(Data entries)
## begin

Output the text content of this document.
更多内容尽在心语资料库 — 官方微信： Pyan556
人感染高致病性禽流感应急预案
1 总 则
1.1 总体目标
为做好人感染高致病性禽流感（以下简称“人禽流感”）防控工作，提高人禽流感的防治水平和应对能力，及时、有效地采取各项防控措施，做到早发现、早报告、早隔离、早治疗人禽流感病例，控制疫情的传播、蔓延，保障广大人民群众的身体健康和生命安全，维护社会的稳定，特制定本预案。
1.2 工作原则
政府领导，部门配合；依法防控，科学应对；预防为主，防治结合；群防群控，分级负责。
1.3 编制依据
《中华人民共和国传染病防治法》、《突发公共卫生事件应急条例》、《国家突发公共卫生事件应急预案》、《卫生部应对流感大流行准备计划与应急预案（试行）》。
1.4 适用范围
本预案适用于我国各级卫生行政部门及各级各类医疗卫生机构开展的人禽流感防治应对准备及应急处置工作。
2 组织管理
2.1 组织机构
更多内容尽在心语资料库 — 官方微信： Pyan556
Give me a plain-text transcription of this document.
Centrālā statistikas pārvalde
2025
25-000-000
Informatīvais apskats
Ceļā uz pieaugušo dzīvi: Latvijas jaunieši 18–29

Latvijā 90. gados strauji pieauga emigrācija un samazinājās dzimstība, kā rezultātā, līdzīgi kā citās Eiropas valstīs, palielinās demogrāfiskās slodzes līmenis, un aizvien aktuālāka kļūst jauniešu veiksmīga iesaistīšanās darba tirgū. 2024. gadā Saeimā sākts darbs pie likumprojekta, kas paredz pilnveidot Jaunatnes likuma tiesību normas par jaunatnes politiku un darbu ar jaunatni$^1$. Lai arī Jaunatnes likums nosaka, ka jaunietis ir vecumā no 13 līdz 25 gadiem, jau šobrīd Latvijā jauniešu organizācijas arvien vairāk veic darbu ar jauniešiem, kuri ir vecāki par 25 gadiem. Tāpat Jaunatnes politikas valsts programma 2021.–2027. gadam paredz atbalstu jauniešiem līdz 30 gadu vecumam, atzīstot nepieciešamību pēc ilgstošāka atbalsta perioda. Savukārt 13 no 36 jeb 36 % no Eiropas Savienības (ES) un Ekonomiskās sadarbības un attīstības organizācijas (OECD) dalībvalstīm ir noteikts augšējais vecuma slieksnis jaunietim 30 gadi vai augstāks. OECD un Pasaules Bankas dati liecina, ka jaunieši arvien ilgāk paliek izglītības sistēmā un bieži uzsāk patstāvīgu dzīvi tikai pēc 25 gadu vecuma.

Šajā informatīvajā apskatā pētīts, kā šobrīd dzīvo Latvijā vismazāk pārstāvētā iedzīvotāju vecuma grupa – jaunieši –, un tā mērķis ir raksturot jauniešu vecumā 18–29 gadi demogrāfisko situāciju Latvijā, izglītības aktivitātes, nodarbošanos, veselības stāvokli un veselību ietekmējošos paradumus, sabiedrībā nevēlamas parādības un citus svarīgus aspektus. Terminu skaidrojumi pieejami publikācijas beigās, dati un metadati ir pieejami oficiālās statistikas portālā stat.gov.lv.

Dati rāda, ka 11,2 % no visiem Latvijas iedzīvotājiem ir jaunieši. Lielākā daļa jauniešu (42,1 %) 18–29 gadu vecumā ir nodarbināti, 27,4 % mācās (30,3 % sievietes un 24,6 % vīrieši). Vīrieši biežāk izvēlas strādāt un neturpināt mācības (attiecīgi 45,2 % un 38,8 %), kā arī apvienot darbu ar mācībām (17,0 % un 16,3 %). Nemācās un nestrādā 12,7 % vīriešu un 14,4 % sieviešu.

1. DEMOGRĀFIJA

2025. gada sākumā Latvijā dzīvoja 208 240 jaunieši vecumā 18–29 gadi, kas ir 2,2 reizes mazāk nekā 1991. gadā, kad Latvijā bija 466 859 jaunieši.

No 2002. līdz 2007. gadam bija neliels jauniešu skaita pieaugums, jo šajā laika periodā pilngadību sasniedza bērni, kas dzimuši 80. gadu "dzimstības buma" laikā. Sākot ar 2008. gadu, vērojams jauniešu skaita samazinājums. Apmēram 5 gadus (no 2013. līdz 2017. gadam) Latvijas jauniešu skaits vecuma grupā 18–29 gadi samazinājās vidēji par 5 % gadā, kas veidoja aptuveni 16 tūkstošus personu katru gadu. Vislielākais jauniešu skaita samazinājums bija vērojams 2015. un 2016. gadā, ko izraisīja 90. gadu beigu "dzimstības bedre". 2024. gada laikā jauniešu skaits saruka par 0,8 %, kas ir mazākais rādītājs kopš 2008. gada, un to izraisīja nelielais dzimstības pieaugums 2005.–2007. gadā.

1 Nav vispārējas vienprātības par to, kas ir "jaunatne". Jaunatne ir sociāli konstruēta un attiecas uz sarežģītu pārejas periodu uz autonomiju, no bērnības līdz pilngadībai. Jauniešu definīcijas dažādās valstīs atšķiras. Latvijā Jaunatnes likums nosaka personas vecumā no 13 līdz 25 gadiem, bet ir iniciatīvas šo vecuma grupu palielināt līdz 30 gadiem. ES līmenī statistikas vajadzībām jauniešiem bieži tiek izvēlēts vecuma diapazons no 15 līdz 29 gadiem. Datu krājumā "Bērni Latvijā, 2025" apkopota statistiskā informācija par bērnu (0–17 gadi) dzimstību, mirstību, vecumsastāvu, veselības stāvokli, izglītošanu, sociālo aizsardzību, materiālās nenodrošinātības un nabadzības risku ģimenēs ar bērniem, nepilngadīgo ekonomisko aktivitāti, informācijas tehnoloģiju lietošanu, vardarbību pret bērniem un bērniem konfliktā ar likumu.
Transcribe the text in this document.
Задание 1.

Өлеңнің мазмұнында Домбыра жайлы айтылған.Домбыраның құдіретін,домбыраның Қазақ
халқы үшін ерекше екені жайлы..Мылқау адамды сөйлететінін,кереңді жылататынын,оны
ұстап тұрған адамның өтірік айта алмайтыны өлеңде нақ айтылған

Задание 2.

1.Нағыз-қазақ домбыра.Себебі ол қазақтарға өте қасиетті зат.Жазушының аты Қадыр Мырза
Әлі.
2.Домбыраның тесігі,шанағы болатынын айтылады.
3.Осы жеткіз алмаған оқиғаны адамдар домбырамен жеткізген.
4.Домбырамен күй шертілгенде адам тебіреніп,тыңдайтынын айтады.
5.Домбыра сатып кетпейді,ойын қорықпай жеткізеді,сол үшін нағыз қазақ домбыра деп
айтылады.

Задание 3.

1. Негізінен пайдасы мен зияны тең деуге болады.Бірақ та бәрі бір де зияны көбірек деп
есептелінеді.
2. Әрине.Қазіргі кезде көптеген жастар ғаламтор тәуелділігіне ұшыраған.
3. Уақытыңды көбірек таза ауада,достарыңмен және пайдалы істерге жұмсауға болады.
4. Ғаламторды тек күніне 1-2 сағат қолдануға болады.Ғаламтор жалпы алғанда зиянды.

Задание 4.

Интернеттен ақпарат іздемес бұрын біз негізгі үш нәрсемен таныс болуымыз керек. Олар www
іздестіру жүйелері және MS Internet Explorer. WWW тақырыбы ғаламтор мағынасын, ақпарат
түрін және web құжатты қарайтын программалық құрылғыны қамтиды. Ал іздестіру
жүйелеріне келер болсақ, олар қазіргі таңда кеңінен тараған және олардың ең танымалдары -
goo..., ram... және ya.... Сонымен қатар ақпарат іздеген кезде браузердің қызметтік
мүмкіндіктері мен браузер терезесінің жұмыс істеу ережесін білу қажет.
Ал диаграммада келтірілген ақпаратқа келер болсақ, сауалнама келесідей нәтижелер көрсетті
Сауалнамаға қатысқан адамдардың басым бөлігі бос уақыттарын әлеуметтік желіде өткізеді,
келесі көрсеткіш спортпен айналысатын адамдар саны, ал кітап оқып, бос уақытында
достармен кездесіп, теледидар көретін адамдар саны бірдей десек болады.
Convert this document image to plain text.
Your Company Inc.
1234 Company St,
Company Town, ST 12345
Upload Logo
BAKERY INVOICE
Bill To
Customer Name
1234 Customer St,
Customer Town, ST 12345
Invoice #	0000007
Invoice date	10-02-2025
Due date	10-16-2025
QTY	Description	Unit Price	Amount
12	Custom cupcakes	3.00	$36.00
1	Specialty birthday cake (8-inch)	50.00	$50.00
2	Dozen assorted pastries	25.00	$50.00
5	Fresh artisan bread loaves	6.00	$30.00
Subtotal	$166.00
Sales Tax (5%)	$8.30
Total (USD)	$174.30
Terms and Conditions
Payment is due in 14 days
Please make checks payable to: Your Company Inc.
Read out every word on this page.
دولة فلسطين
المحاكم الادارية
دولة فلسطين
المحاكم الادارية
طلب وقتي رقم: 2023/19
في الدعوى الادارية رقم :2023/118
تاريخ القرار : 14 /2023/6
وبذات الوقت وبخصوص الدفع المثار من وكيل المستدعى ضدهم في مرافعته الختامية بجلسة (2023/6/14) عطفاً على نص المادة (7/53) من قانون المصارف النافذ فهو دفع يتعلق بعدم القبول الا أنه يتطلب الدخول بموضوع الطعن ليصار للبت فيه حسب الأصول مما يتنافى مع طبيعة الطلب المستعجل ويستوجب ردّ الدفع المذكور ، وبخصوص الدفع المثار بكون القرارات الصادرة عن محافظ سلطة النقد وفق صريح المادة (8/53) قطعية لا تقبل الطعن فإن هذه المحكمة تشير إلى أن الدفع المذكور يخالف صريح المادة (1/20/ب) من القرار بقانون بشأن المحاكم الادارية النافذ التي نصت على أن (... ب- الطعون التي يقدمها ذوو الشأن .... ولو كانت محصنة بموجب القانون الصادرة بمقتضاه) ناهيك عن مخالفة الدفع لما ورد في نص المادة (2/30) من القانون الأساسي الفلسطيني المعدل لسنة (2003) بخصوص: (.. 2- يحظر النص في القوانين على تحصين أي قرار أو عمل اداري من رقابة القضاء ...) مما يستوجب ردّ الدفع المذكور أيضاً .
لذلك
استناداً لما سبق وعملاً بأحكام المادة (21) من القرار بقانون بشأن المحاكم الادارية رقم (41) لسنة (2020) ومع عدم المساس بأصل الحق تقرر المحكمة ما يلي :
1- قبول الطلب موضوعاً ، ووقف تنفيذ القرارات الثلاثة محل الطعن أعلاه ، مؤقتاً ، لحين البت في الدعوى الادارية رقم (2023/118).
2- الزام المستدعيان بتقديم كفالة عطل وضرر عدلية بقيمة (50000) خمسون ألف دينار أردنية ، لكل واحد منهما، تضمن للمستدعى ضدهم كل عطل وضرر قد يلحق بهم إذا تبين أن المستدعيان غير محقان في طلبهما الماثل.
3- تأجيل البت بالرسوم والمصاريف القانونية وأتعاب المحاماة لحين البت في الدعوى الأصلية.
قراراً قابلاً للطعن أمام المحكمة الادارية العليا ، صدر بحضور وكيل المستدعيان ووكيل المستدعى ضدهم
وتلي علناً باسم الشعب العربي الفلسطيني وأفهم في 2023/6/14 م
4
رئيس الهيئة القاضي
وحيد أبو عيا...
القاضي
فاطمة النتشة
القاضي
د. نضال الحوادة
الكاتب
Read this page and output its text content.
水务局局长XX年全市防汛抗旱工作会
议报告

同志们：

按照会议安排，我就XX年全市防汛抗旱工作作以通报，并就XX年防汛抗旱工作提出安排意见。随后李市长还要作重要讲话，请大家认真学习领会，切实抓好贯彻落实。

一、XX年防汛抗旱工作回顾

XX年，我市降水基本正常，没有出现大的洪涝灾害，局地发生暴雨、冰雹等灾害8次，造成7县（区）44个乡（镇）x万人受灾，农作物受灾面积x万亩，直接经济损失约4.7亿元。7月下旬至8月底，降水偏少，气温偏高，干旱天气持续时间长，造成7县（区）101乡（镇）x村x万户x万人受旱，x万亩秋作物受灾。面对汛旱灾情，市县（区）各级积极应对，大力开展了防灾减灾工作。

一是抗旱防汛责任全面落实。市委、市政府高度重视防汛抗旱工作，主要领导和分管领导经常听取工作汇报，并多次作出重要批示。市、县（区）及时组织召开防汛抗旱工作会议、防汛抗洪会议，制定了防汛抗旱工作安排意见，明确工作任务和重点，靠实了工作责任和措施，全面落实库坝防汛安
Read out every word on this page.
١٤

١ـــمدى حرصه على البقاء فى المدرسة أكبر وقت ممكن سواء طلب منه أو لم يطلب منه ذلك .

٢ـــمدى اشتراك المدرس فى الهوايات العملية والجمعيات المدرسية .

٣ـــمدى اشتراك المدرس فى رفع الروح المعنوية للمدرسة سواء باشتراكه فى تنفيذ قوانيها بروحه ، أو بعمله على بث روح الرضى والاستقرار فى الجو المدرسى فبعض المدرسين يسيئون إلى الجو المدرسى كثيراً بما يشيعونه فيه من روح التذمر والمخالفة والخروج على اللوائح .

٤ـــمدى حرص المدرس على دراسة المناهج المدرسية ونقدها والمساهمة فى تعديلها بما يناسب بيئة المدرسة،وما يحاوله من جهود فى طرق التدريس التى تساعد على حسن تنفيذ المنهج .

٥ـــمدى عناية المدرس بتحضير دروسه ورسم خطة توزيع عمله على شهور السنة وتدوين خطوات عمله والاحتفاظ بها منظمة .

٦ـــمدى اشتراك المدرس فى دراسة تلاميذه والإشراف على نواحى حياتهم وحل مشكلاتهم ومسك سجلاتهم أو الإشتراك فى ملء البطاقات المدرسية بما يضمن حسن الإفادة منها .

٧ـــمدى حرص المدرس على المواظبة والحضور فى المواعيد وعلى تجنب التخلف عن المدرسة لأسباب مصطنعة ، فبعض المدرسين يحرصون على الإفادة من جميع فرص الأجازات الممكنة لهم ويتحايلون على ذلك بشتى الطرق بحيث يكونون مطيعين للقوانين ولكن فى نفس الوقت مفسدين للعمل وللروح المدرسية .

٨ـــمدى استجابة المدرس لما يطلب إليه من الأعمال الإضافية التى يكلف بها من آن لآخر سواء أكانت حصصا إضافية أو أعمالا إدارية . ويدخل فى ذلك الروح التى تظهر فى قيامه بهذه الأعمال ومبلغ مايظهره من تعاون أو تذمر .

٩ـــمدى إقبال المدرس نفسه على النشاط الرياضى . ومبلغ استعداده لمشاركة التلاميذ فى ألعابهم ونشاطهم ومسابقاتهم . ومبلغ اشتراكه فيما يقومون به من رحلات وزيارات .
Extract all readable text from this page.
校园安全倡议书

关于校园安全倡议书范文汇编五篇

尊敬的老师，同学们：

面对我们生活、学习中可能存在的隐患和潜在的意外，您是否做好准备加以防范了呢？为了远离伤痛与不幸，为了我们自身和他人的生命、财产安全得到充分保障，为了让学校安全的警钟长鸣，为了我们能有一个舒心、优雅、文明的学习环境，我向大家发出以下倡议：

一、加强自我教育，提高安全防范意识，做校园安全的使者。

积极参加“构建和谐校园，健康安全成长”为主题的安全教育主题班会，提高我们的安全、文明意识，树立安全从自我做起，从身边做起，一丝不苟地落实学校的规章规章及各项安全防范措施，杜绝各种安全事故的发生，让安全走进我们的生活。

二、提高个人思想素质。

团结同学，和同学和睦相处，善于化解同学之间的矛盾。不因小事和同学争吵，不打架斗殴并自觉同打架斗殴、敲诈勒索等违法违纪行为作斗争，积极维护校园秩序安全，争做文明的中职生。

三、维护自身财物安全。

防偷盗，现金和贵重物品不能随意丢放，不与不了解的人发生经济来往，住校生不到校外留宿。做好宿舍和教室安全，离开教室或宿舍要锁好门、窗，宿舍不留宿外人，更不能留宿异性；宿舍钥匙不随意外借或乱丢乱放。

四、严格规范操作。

## end

Collect each line holding the string "gadiem".

> _Task answer_:
Latvijā 90. gados strauji pieauga emigrācija un samazinājās dzimstība, kā rezultātā, līdzīgi kā citās Eiropas valstīs, palielinās demogrāfiskās slodzes līmenis, un aizvien aktuālāka kļūst jauniešu veiksmīga iesaistīšanās darba tirgū. 2024. gadā Saeimā sākts darbs pie likumprojekta, kas paredz pilnveidot Jaunatnes likuma tiesību normas par jaunatnes politiku un darbu ar jaunatni$^1$. Lai arī Jaunatnes likums nosaka, ka jaunietis ir vecumā no 13 līdz 25 gadiem, jau šobrīd Latvijā jauniešu organizācijas arvien vairāk veic darbu ar jauniešiem, kuri ir vecāki par 25 gadiem. Tāpat Jaunatnes politikas valsts programma 2021.–2027. gadam paredz atbalstu jauniešiem līdz 30 gadu vecumam, atzīstot nepieciešamību pēc ilgstošāka atbalsta perioda. Savukārt 13 no 36 jeb 36 % no Eiropas Savienības (ES) un Ekonomiskās sadarbības un attīstības organizācijas (OECD) dalībvalstīm ir noteikts augšējais vecuma slieksnis jaunietim 30 gadi vai augstāks. OECD un Pasaules Bankas dati liecina, ka jaunieši arvien ilgāk paliek izglītības sistēmā un bieži uzsāk patstāvīgu dzīvi tikai pēc 25 gadu vecuma.
1 Nav vispārējas vienprātības par to, kas ir "jaunatne". Jaunatne ir sociāli konstruēta un attiecas uz sarežģītu pārejas periodu uz autonomiju, no bērnības līdz pilngadībai. Jauniešu definīcijas dažādās valstīs atšķiras. Latvijā Jaunatnes likums nosaka personas vecumā no 13 līdz 25 gadiem, bet ir iniciatīvas šo vecuma grupu palielināt līdz 30 gadiem. ES līmenī statistikas vajadzībām jauniešiem bieži tiek izvēlēts vecuma diapazons no 15 līdz 29 gadiem. Datu krājumā "Bērni Latvijā, 2025" apkopota statistiskā informācija par bērnu (0–17 gadi) dzimstību, mirstību, vecumsastāvu, veselības stāvokli, izglītošanu, sociālo aizsardzību, materiālās nenodrošinātības un nabadzības risku ģimenēs ar bērniem, nepilngadīgo ekonomisko aktivitāti, informācijas tehnoloģiju lietošanu, vardarbību pret bērniem un bērniem konfliktā ar likumu.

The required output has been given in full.